▸ Stored data entries
┌────────

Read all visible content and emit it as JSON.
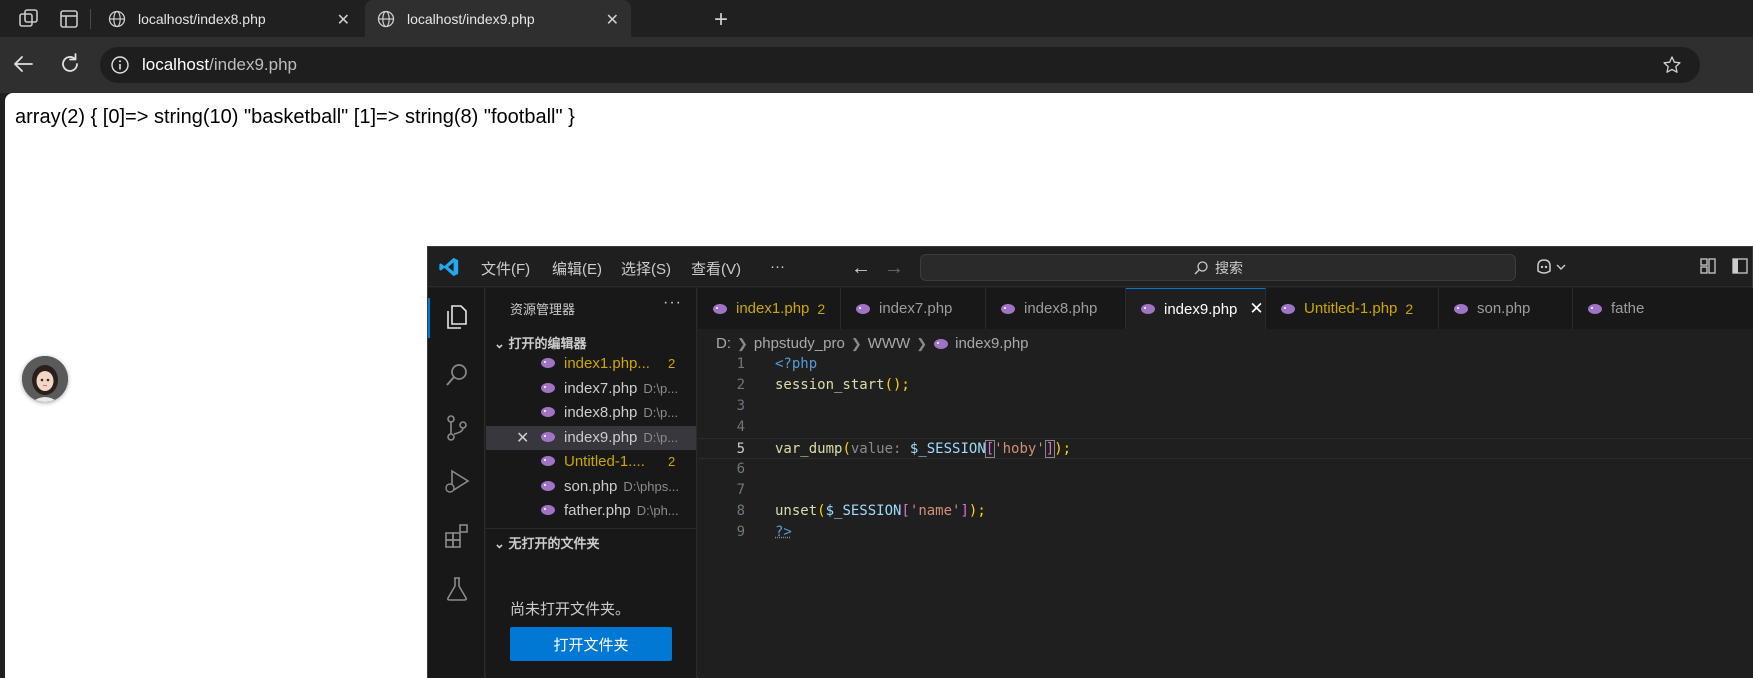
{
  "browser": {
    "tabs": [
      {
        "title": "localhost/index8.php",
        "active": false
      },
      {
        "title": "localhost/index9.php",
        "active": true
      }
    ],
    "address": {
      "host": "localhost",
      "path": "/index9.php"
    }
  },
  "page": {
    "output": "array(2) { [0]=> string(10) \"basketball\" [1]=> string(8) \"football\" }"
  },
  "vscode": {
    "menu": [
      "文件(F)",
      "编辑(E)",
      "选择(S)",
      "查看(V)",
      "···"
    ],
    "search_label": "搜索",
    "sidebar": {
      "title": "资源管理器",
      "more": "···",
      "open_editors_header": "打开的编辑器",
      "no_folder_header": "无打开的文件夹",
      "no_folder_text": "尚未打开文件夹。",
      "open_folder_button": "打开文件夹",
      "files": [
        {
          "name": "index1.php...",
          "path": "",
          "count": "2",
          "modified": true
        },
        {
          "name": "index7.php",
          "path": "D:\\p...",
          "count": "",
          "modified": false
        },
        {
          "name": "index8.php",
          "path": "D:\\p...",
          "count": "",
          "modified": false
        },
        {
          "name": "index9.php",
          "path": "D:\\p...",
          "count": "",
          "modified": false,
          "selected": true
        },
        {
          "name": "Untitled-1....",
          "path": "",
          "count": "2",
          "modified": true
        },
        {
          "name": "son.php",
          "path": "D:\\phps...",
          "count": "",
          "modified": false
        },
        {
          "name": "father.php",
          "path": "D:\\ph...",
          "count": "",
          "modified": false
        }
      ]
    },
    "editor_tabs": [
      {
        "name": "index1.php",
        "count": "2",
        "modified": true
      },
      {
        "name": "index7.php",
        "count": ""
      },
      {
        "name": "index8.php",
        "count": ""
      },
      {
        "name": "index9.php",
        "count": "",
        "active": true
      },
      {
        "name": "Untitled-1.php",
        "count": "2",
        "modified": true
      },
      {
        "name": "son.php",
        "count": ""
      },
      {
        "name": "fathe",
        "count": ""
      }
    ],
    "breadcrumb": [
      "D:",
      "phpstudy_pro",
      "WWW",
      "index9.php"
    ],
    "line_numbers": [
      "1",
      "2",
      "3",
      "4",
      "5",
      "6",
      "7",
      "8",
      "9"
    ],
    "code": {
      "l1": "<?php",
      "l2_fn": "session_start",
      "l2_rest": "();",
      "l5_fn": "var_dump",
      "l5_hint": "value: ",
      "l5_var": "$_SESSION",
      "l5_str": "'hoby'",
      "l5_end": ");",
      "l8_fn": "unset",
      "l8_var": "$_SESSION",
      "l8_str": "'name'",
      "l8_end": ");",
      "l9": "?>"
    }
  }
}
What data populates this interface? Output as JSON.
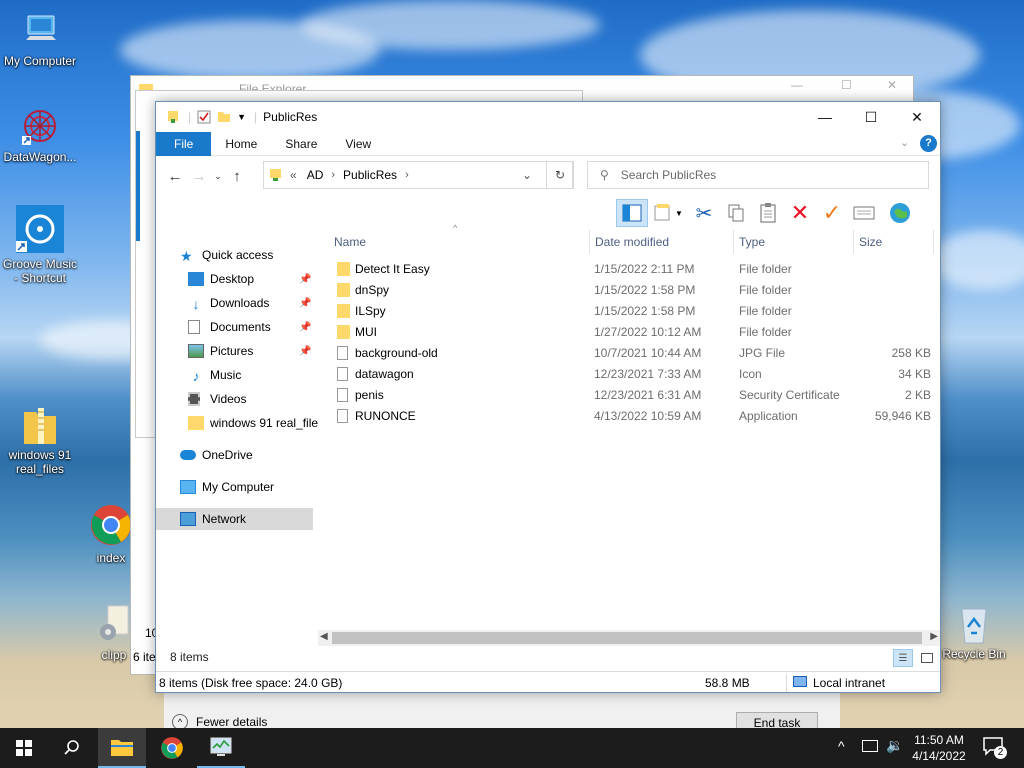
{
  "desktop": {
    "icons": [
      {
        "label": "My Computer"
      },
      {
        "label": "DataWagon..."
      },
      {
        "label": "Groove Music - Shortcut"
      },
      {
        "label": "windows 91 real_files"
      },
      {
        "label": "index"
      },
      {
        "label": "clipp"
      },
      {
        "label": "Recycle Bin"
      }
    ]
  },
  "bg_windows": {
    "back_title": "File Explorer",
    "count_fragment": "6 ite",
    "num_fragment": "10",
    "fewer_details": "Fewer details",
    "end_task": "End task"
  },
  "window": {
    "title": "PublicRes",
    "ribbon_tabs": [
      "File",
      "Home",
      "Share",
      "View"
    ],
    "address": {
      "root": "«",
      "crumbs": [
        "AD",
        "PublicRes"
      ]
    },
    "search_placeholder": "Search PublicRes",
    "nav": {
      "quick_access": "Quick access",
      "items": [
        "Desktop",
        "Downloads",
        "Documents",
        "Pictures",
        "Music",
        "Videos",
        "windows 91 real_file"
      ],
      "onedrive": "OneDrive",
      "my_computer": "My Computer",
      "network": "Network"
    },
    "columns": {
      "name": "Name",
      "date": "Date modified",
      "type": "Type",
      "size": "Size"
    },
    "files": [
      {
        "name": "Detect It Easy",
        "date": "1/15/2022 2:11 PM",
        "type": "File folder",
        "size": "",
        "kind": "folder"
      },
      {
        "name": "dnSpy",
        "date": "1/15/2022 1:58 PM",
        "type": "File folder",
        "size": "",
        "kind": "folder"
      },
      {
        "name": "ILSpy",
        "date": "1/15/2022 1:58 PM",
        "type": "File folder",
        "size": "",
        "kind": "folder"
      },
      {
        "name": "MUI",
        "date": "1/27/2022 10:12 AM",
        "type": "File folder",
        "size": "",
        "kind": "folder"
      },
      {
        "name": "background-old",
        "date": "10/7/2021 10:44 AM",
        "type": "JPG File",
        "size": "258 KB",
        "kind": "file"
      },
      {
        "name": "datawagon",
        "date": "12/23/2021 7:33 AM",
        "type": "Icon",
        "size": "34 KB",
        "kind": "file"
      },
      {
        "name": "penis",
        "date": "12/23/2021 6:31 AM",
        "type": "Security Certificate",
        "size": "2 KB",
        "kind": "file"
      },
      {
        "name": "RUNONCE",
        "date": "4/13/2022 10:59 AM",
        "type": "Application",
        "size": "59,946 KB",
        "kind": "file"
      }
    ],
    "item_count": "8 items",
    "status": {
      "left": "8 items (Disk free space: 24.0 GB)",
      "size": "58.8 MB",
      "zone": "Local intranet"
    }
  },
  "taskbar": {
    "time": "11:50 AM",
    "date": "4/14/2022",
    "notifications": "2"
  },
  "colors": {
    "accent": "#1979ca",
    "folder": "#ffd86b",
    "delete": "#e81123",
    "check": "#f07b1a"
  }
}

└────────

▸ Given instruction
Repeat the entries exactly and keep the pictures out of the copy.

▸ Reply
Read all visible content and emit it as JSON.
{
  "browser": {
    "tabs": [
      {
        "title": "localhost/index8.php",
        "active": false
      },
      {
        "title": "localhost/index9.php",
        "active": true
      }
    ],
    "address": {
      "host": "localhost",
      "path": "/index9.php"
    }
  },
  "page": {
    "output": "array(2) { [0]=> string(10) \"basketball\" [1]=> string(8) \"football\" }"
  },
  "vscode": {
    "menu": [
      "文件(F)",
      "编辑(E)",
      "选择(S)",
      "查看(V)",
      "···"
    ],
    "search_label": "搜索",
    "sidebar": {
      "title": "资源管理器",
      "more": "···",
      "open_editors_header": "打开的编辑器",
      "no_folder_header": "无打开的文件夹",
      "no_folder_text": "尚未打开文件夹。",
      "open_folder_button": "打开文件夹",
      "files": [
        {
          "name": "index1.php...",
          "path": "",
          "count": "2",
          "modified": true
        },
        {
          "name": "index7.php",
          "path": "D:\\p...",
          "count": "",
          "modified": false
        },
        {
          "name": "index8.php",
          "path": "D:\\p...",
          "count": "",
          "modified": false
        },
        {
          "name": "index9.php",
          "path": "D:\\p...",
          "count": "",
          "modified": false,
          "selected": true
        },
        {
          "name": "Untitled-1....",
          "path": "",
          "count": "2",
          "modified": true
        },
        {
          "name": "son.php",
          "path": "D:\\phps...",
          "count": "",
          "modified": false
        },
        {
          "name": "father.php",
          "path": "D:\\ph...",
          "count": "",
          "modified": false
        }
      ]
    },
    "editor_tabs": [
      {
        "name": "index1.php",
        "count": "2",
        "modified": true
      },
      {
        "name": "index7.php",
        "count": ""
      },
      {
        "name": "index8.php",
        "count": ""
      },
      {
        "name": "index9.php",
        "count": "",
        "active": true
      },
      {
        "name": "Untitled-1.php",
        "count": "2",
        "modified": true
      },
      {
        "name": "son.php",
        "count": ""
      },
      {
        "name": "fathe",
        "count": ""
      }
    ],
    "breadcrumb": [
      "D:",
      "phpstudy_pro",
      "WWW",
      "index9.php"
    ],
    "line_numbers": [
      "1",
      "2",
      "3",
      "4",
      "5",
      "6",
      "7",
      "8",
      "9"
    ],
    "code": {
      "l1": "<?php",
      "l2_fn": "session_start",
      "l2_rest": "();",
      "l5_fn": "var_dump",
      "l5_hint": "value: ",
      "l5_var": "$_SESSION",
      "l5_str": "'hoby'",
      "l5_end": ");",
      "l8_fn": "unset",
      "l8_var": "$_SESSION",
      "l8_str": "'name'",
      "l8_end": ");",
      "l9": "?>"
    }
  }
}
What data populates this interface? Output as JSON.
{
  "desktop": {
    "icons": [
      {
        "label": "My Computer"
      },
      {
        "label": "DataWagon..."
      },
      {
        "label": "Groove Music - Shortcut"
      },
      {
        "label": "windows 91 real_files"
      },
      {
        "label": "index"
      },
      {
        "label": "clipp"
      },
      {
        "label": "Recycle Bin"
      }
    ]
  },
  "bg_windows": {
    "back_title": "File Explorer",
    "count_fragment": "6 ite",
    "num_fragment": "10",
    "fewer_details": "Fewer details",
    "end_task": "End task"
  },
  "window": {
    "title": "PublicRes",
    "ribbon_tabs": [
      "File",
      "Home",
      "Share",
      "View"
    ],
    "address": {
      "root": "«",
      "crumbs": [
        "AD",
        "PublicRes"
      ]
    },
    "search_placeholder": "Search PublicRes",
    "nav": {
      "quick_access": "Quick access",
      "items": [
        "Desktop",
        "Downloads",
        "Documents",
        "Pictures",
        "Music",
        "Videos",
        "windows 91 real_file"
      ],
      "onedrive": "OneDrive",
      "my_computer": "My Computer",
      "network": "Network"
    },
    "columns": {
      "name": "Name",
      "date": "Date modified",
      "type": "Type",
      "size": "Size"
    },
    "files": [
      {
        "name": "Detect It Easy",
        "date": "1/15/2022 2:11 PM",
        "type": "File folder",
        "size": "",
        "kind": "folder"
      },
      {
        "name": "dnSpy",
        "date": "1/15/2022 1:58 PM",
        "type": "File folder",
        "size": "",
        "kind": "folder"
      },
      {
        "name": "ILSpy",
        "date": "1/15/2022 1:58 PM",
        "type": "File folder",
        "size": "",
        "kind": "folder"
      },
      {
        "name": "MUI",
        "date": "1/27/2022 10:12 AM",
        "type": "File folder",
        "size": "",
        "kind": "folder"
      },
      {
        "name": "background-old",
        "date": "10/7/2021 10:44 AM",
        "type": "JPG File",
        "size": "258 KB",
        "kind": "file"
      },
      {
        "name": "datawagon",
        "date": "12/23/2021 7:33 AM",
        "type": "Icon",
        "size": "34 KB",
        "kind": "file"
      },
      {
        "name": "penis",
        "date": "12/23/2021 6:31 AM",
        "type": "Security Certificate",
        "size": "2 KB",
        "kind": "file"
      },
      {
        "name": "RUNONCE",
        "date": "4/13/2022 10:59 AM",
        "type": "Application",
        "size": "59,946 KB",
        "kind": "file"
      }
    ],
    "item_count": "8 items",
    "status": {
      "left": "8 items (Disk free space: 24.0 GB)",
      "size": "58.8 MB",
      "zone": "Local intranet"
    }
  },
  "taskbar": {
    "time": "11:50 AM",
    "date": "4/14/2022",
    "notifications": "2"
  },
  "colors": {
    "accent": "#1979ca",
    "folder": "#ffd86b",
    "delete": "#e81123",
    "check": "#f07b1a"
  }
}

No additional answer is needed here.